----- Exercise data

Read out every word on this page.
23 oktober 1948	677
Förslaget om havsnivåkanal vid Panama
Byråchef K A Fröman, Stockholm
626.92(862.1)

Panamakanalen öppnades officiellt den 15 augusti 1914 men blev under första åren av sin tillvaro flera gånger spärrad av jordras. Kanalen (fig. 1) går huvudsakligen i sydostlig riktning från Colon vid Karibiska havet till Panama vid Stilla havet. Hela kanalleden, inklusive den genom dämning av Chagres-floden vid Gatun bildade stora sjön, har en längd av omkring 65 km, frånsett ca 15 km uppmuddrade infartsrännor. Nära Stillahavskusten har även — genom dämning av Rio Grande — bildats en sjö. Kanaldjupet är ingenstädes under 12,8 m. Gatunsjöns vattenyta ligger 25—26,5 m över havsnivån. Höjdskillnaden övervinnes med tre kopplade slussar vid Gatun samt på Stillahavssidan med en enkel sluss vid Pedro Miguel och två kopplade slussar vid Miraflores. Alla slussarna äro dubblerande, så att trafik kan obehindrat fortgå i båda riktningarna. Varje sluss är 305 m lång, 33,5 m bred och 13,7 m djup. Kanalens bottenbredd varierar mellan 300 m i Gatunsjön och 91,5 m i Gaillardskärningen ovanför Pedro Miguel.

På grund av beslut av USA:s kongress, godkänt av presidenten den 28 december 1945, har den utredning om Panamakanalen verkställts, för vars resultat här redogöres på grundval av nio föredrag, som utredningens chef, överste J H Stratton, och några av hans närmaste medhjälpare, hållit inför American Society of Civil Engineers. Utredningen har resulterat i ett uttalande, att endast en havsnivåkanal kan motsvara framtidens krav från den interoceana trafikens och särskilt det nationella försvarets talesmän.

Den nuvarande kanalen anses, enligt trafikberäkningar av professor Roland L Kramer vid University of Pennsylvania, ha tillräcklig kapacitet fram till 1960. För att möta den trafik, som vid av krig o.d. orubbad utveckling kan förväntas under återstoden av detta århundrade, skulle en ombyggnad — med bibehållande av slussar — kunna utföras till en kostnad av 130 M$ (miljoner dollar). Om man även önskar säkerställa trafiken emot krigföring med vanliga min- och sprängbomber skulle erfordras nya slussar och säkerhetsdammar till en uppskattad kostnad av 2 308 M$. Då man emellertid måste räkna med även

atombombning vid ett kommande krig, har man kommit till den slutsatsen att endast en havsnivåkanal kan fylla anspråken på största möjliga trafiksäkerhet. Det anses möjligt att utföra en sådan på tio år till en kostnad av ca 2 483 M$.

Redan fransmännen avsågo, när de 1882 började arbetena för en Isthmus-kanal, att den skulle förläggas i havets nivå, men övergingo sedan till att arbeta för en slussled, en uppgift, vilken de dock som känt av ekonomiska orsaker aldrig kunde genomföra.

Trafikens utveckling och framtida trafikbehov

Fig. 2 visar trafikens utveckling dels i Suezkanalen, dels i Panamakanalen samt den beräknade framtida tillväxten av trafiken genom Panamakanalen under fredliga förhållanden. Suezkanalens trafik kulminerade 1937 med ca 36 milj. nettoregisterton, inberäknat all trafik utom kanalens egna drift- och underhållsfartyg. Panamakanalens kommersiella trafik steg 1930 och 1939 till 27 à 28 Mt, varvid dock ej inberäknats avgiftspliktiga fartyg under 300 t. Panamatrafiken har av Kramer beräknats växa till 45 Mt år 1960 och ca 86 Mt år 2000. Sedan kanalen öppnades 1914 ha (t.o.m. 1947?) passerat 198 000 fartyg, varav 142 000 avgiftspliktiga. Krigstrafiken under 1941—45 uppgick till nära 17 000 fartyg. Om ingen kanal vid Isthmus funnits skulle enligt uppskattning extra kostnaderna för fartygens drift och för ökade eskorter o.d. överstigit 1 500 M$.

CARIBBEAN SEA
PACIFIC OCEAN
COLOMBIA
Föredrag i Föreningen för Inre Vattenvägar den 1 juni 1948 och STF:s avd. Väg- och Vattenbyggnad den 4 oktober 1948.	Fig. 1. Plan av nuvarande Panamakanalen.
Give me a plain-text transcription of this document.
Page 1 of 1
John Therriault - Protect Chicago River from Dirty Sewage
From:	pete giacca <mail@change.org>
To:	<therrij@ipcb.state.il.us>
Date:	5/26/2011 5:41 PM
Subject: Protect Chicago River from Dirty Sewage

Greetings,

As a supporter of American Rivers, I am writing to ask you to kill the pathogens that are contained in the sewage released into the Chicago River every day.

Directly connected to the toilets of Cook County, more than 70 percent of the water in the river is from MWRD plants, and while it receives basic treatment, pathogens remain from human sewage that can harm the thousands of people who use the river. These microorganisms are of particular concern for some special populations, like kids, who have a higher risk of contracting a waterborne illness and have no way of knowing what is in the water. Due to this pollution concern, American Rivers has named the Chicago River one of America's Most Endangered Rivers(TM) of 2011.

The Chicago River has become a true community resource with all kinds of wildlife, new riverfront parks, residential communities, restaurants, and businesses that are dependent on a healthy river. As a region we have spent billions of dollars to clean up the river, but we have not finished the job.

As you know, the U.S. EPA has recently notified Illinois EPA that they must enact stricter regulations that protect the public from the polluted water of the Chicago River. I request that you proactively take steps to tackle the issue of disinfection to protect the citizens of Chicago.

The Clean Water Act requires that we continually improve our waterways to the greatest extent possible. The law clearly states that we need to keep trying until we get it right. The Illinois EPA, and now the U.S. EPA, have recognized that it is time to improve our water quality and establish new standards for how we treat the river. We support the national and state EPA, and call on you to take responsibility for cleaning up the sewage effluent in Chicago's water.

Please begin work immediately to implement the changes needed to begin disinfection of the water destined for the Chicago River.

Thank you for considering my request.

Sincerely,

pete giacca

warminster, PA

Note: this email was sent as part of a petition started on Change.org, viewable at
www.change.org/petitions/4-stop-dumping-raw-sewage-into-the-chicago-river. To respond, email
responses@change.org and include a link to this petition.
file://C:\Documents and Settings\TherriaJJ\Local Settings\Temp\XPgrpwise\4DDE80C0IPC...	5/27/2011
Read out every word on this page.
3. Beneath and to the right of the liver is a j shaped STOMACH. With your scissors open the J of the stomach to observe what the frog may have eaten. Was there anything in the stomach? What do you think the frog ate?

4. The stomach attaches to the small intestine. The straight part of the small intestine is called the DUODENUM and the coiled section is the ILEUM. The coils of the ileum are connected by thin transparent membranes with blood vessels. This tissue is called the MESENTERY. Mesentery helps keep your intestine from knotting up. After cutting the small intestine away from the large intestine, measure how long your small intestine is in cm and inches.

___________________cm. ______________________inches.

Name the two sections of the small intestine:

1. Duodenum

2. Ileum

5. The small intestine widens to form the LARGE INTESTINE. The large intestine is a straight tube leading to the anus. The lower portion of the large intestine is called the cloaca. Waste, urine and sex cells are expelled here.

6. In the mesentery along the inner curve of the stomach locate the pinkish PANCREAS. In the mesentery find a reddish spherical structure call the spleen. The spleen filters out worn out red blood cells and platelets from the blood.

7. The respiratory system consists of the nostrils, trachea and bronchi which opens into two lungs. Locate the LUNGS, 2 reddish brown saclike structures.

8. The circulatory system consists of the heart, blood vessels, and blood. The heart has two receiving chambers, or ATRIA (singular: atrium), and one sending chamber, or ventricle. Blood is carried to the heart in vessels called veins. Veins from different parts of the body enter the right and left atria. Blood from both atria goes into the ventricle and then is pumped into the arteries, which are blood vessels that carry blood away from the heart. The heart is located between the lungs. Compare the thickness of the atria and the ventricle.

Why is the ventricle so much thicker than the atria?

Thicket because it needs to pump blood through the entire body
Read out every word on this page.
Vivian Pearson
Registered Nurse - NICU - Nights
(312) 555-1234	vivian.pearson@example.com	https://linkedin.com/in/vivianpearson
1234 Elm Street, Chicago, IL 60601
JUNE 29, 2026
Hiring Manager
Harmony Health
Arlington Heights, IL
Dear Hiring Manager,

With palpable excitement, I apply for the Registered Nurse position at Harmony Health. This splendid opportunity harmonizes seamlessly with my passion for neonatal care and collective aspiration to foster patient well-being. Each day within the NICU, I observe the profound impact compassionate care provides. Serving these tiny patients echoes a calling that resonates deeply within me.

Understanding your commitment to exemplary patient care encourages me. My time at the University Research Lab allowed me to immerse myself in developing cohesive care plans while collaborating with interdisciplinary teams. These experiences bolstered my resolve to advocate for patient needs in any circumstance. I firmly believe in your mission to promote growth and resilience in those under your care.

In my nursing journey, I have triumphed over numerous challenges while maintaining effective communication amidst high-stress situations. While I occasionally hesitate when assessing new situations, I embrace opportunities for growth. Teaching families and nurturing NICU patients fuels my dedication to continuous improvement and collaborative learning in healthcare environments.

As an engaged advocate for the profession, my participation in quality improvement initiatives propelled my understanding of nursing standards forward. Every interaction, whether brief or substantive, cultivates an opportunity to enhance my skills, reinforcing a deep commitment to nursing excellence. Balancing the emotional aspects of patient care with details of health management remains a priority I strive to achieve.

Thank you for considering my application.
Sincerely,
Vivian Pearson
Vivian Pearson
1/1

----------

Find the word "body" in the entries above and gather every line that holds it.

8. The circulatory system consists of the heart, blood vessels, and blood. The heart has two receiving chambers, or ATRIA (singular: atrium), and one sending chamber, or ventricle. Blood is carried to the heart in vessels called veins. Veins from different parts of the body enter the right and left atria. Blood from both atria goes into the ventricle and then is pumped into the arteries, which are blood vessels that carry blood away from the heart. The heart is located between the lungs. Compare the thickness of the atria and the ventricle.
Thicket because it needs to pump blood through the entire body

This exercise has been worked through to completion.